## DATA SHOWN

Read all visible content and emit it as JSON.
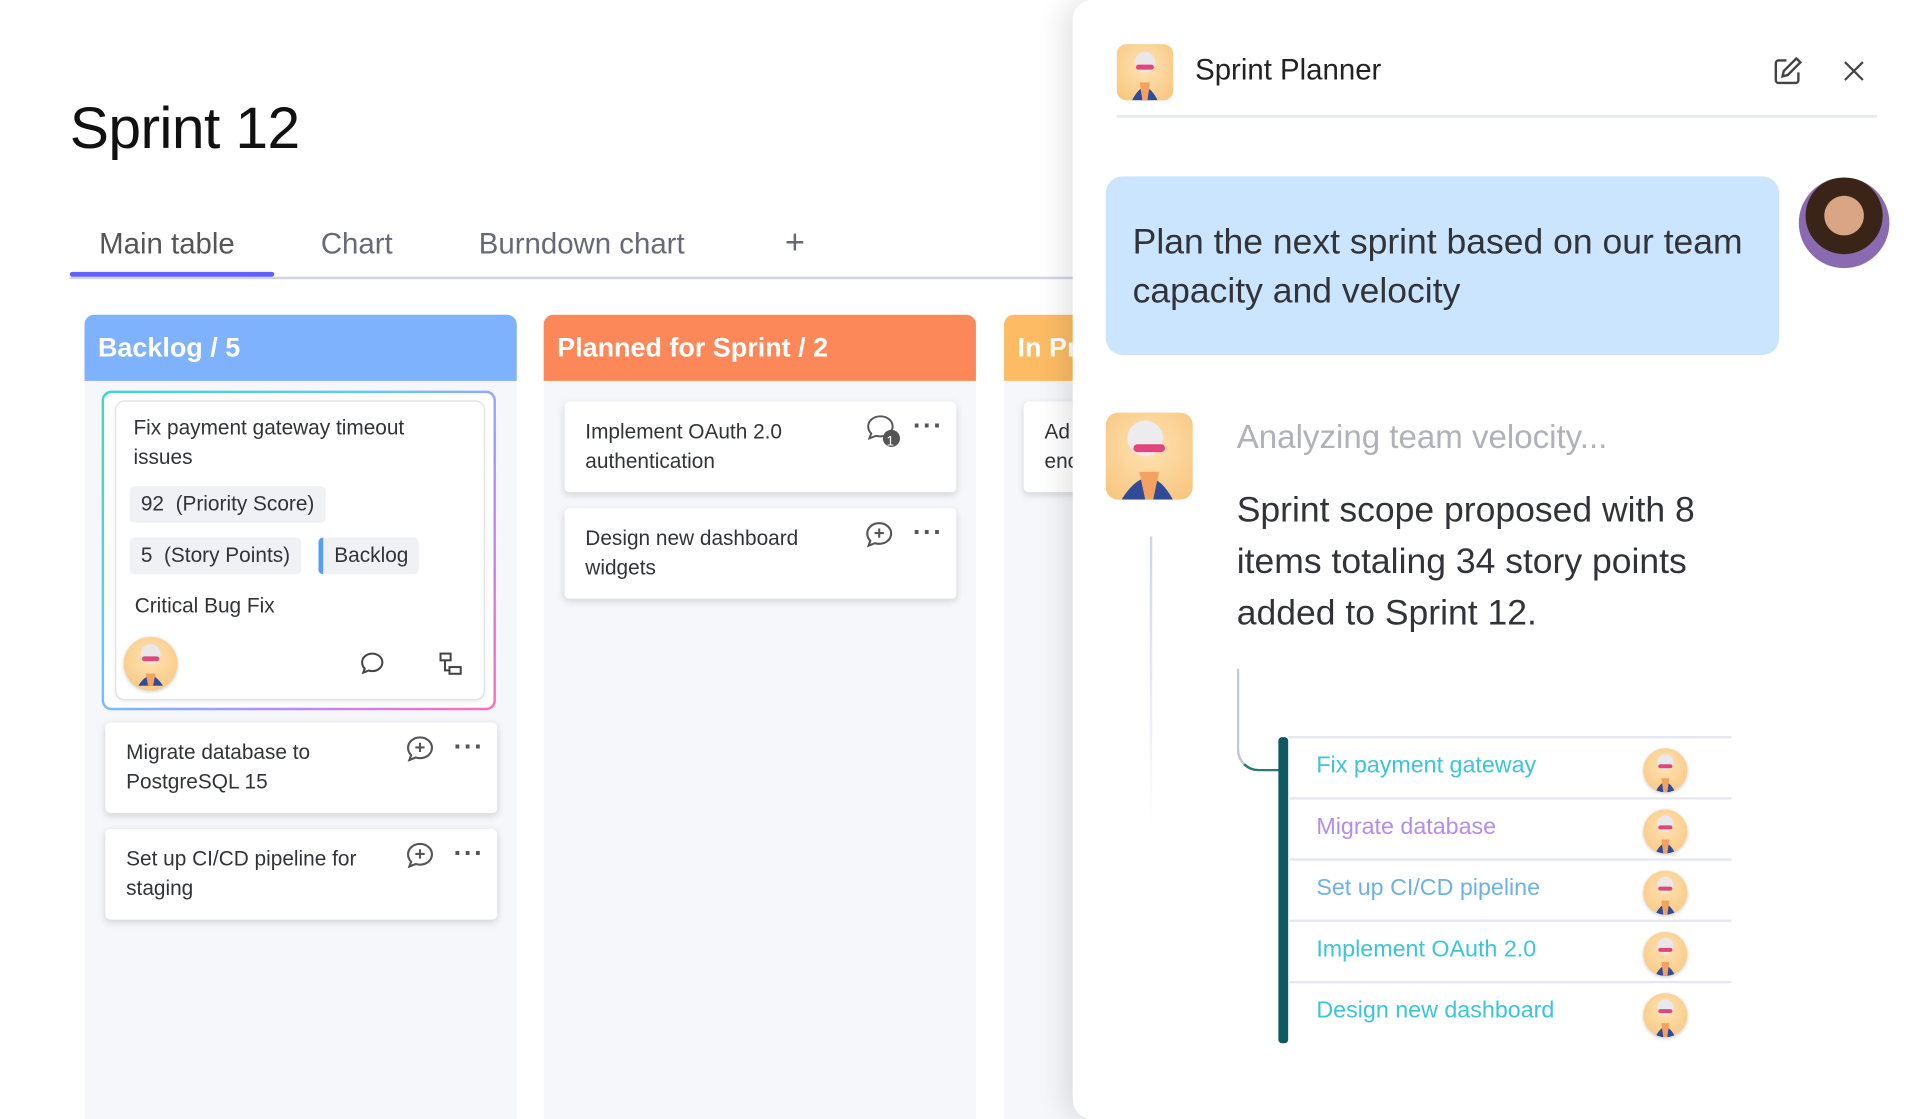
{
  "board": {
    "title": "Sprint 12",
    "tabs": [
      "Main table",
      "Chart",
      "Burndown chart"
    ],
    "add_tab_label": "+"
  },
  "columns": [
    {
      "header": "Backlog / 5",
      "color": "#7fb2fc",
      "featured_card": {
        "title": "Fix payment gateway timeout issues",
        "priority_value": "92",
        "priority_label": "(Priority Score)",
        "points_value": "5",
        "points_label": "(Story Points)",
        "status": "Backlog",
        "category": "Critical Bug Fix"
      },
      "cards": [
        {
          "title": "Migrate database to PostgreSQL 15"
        },
        {
          "title": "Set up CI/CD pipeline for staging"
        }
      ]
    },
    {
      "header": "Planned for Sprint / 2",
      "color": "#fc8859",
      "cards": [
        {
          "title": "Implement OAuth 2.0 authentication",
          "comment_count": "1"
        },
        {
          "title": "Design new dashboard widgets"
        }
      ]
    },
    {
      "header": "In Pr",
      "color": "#fdbc64",
      "cards": [
        {
          "title": "Ad\nenc"
        }
      ]
    }
  ],
  "panel": {
    "title": "Sprint Planner",
    "user_message": "Plan the next sprint based on our team capacity and velocity",
    "status": "Analyzing team velocity...",
    "response": "Sprint scope proposed with 8 items totaling 34 story points added to Sprint 12.",
    "items": [
      {
        "label": "Fix payment gateway"
      },
      {
        "label": "Migrate database"
      },
      {
        "label": "Set up CI/CD pipeline"
      },
      {
        "label": "Implement OAuth 2.0"
      },
      {
        "label": "Design new dashboard"
      }
    ]
  },
  "colors": {
    "accent": "#6161ff",
    "backlog": "#7fb2fc",
    "planned": "#fc8859",
    "in_progress": "#fdbc64",
    "user_bubble": "#cce5ff",
    "item_text_gradient": [
      "#3dc4d6",
      "#a98df0",
      "#e570c0"
    ]
  }
}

## TASK DIRECTIONS
Read the entries above, then pull out the lines that include "payment".

## FINAL RESULT
        "title": "Fix payment gateway timeout issues",
        "label": "Fix payment gateway"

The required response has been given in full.